Brief:
Copy the records below exactly as they appear.

Supplied data:

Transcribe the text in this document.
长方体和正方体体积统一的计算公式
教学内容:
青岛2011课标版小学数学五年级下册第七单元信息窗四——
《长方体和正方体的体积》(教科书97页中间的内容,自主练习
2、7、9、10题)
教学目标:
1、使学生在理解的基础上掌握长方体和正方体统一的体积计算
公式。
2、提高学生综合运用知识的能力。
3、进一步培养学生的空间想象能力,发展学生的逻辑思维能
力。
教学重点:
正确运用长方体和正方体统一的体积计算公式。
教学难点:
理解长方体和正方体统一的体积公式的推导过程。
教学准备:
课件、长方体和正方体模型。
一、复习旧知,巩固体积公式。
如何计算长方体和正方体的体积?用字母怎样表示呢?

Reply to the exercise:
Transcribe the text in this document.
长方体和正方体体积统一的计算公式
教学内容:
青岛2011课标版小学数学五年级下册第七单元信息窗四——
《长方体和正方体的体积》(教科书97页中间的内容,自主练习
2、7、9、10题)
教学目标:
1、使学生在理解的基础上掌握长方体和正方体统一的体积计算
公式。
2、提高学生综合运用知识的能力。
3、进一步培养学生的空间想象能力,发展学生的逻辑思维能
力。
教学重点:
正确运用长方体和正方体统一的体积计算公式。
教学难点:
理解长方体和正方体统一的体积公式的推导过程。
教学准备:
课件、长方体和正方体模型。
一、复习旧知,巩固体积公式。
如何计算长方体和正方体的体积?用字母怎样表示呢?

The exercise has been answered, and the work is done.